## Begin Dataset extract

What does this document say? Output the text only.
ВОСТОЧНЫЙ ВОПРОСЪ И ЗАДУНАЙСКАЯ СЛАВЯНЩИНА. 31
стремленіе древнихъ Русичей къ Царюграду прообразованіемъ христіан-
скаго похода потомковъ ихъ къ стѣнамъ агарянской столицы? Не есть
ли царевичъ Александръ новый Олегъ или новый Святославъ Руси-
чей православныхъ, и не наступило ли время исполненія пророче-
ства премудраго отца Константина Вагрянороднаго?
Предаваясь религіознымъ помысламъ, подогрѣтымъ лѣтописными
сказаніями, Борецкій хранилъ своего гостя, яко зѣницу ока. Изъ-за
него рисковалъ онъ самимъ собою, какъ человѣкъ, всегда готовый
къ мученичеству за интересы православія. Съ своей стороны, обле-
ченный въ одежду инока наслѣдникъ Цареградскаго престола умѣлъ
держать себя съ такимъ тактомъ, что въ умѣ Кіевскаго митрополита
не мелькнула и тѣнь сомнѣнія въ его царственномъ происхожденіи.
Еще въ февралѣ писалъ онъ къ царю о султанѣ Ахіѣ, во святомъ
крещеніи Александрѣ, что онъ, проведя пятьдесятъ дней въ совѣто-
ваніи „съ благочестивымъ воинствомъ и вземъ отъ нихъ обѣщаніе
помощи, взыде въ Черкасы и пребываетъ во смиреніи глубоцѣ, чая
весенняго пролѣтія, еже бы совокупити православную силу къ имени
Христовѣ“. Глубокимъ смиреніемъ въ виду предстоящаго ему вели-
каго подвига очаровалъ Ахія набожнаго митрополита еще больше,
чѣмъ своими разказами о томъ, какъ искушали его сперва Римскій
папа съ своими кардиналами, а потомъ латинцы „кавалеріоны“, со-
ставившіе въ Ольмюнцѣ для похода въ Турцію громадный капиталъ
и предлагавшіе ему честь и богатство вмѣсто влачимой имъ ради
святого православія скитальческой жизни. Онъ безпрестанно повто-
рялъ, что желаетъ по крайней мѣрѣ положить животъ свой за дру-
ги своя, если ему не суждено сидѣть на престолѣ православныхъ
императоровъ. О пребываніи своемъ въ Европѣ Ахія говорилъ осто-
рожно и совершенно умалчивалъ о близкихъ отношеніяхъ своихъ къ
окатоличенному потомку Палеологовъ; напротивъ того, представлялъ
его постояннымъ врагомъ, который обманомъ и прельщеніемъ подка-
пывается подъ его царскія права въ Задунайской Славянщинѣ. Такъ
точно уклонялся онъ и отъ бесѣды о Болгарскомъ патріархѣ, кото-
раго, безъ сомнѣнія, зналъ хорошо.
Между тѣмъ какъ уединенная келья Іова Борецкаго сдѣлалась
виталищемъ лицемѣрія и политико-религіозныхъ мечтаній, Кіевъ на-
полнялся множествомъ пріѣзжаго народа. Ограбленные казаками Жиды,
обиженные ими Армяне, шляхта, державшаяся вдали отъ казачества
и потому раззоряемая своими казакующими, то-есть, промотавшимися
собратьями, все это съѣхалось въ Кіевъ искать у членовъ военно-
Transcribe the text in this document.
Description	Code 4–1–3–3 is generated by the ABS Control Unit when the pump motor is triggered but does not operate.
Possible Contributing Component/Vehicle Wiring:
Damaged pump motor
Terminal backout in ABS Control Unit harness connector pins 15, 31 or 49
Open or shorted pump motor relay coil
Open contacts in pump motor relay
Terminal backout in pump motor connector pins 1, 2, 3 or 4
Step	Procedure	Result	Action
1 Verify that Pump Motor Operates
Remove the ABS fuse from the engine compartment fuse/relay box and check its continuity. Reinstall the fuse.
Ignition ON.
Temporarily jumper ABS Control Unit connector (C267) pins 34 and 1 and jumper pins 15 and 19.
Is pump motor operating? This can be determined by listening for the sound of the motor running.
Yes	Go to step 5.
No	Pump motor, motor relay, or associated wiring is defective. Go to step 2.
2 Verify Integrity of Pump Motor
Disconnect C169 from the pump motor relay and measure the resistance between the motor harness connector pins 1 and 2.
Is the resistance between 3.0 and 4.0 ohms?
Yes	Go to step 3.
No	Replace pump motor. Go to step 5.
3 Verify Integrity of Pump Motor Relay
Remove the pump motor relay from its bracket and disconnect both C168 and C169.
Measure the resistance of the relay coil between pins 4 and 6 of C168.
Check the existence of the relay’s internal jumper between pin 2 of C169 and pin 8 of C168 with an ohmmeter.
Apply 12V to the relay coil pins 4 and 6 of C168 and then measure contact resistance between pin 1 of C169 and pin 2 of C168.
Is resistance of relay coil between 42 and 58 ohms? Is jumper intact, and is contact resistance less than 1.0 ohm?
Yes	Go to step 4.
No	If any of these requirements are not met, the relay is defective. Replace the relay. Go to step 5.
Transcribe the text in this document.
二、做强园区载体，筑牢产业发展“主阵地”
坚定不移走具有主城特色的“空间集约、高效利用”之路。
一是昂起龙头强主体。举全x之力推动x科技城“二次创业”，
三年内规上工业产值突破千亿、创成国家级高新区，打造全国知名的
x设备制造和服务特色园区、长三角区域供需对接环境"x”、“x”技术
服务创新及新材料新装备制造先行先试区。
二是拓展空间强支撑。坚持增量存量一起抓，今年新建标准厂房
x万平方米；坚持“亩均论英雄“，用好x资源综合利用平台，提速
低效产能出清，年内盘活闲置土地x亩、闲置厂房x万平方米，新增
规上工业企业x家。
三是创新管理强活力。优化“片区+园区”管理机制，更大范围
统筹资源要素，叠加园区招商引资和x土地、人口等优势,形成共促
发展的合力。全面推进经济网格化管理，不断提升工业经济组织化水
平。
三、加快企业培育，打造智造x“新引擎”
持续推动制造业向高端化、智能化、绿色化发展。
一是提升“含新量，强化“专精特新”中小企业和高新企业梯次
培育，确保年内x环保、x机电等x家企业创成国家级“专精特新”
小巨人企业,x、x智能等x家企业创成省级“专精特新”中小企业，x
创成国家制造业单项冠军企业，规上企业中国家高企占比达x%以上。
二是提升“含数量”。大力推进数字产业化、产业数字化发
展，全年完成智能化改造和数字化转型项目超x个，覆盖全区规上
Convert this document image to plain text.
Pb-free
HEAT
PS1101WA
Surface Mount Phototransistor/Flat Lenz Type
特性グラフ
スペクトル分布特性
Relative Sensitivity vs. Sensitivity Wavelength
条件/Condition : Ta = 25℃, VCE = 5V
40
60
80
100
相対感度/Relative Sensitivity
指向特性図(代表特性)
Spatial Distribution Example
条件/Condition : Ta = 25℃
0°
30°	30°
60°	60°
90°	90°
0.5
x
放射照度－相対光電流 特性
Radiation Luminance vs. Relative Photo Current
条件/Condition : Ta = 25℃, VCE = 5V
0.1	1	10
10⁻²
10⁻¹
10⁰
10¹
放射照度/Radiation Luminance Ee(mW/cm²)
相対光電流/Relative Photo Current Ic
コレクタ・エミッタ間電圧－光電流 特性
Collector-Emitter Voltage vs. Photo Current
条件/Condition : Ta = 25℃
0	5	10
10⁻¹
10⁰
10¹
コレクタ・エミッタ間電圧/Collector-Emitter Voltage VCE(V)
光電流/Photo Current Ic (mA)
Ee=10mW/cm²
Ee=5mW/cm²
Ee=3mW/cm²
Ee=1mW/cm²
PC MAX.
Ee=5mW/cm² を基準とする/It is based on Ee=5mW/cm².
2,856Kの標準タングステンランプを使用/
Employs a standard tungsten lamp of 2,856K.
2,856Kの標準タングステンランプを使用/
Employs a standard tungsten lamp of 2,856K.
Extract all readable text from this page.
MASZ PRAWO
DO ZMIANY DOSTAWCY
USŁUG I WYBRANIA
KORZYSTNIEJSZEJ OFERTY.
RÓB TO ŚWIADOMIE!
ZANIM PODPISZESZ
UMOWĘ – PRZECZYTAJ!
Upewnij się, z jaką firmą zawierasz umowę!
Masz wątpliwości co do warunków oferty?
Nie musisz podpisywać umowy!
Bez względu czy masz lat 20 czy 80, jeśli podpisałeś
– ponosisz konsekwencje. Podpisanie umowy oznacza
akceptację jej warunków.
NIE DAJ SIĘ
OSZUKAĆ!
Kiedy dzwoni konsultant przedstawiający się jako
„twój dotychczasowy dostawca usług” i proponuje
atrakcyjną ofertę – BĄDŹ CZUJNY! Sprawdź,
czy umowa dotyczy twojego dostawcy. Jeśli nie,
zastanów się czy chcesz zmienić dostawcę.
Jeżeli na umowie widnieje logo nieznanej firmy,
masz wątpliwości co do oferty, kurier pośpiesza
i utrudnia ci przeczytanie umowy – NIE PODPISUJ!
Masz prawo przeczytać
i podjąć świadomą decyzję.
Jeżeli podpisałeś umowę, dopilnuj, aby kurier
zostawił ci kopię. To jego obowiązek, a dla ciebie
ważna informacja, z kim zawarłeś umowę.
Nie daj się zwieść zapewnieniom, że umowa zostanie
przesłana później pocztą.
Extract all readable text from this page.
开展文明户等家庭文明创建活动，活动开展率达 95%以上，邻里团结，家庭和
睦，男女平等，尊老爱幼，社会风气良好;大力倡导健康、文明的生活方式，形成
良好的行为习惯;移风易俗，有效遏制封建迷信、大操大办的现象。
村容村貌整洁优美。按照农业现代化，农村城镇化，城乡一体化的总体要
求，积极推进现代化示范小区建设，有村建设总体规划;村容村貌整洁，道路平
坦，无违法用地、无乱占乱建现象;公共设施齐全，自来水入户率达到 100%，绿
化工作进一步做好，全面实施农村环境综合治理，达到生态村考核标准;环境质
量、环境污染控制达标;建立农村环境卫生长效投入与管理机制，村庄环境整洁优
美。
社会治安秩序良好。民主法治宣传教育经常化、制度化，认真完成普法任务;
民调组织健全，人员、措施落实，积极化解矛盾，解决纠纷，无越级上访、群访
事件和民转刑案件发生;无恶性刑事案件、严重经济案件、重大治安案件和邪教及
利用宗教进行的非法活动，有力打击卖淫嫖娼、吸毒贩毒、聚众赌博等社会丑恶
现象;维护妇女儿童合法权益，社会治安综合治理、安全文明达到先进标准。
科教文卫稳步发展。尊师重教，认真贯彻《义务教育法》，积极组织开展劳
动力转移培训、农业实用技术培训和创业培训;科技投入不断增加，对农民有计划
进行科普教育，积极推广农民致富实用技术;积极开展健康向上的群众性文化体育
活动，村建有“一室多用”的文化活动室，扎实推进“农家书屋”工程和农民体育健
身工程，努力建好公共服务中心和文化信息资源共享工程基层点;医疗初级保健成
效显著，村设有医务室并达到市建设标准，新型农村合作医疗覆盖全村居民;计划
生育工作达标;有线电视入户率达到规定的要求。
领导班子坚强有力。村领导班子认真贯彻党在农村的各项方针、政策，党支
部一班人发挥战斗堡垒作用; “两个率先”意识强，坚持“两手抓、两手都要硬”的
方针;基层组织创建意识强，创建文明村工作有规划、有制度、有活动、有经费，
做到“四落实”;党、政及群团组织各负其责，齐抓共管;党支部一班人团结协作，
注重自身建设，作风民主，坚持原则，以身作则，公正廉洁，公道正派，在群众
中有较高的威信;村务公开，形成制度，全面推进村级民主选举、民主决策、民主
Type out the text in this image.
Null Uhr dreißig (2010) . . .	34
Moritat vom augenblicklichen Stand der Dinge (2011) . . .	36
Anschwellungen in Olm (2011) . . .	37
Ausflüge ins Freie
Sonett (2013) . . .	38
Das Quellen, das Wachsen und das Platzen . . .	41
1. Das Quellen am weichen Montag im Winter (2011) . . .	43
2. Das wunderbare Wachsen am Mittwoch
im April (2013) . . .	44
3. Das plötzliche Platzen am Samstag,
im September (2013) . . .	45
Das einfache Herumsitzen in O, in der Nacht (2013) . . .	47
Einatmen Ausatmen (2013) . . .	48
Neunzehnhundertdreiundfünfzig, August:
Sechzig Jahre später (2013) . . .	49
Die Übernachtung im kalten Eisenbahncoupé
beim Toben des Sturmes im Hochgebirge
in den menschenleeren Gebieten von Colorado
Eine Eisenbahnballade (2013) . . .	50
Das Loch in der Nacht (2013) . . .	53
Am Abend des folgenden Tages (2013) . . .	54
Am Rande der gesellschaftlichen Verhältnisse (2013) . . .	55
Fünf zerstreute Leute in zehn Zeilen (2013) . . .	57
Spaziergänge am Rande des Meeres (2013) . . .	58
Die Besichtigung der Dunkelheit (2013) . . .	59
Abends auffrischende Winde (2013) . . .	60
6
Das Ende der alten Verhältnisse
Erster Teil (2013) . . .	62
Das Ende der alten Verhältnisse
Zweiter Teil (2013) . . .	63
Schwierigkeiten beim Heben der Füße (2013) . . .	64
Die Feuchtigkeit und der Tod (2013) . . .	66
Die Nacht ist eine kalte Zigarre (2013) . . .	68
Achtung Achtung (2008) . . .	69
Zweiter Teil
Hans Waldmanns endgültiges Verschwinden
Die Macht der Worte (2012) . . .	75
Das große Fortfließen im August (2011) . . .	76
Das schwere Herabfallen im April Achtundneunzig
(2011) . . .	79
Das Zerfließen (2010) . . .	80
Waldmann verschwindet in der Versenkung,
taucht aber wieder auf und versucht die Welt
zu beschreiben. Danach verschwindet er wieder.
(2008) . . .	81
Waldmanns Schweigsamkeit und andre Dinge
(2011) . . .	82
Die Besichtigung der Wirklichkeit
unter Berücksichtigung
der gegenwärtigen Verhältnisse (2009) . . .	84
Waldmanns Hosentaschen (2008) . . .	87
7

## End Dataset extract

◆ **Task objective**
Check every line of the material for the string "jumper" and give the number of lines that have it, without anything else.

◆ **Reply**
3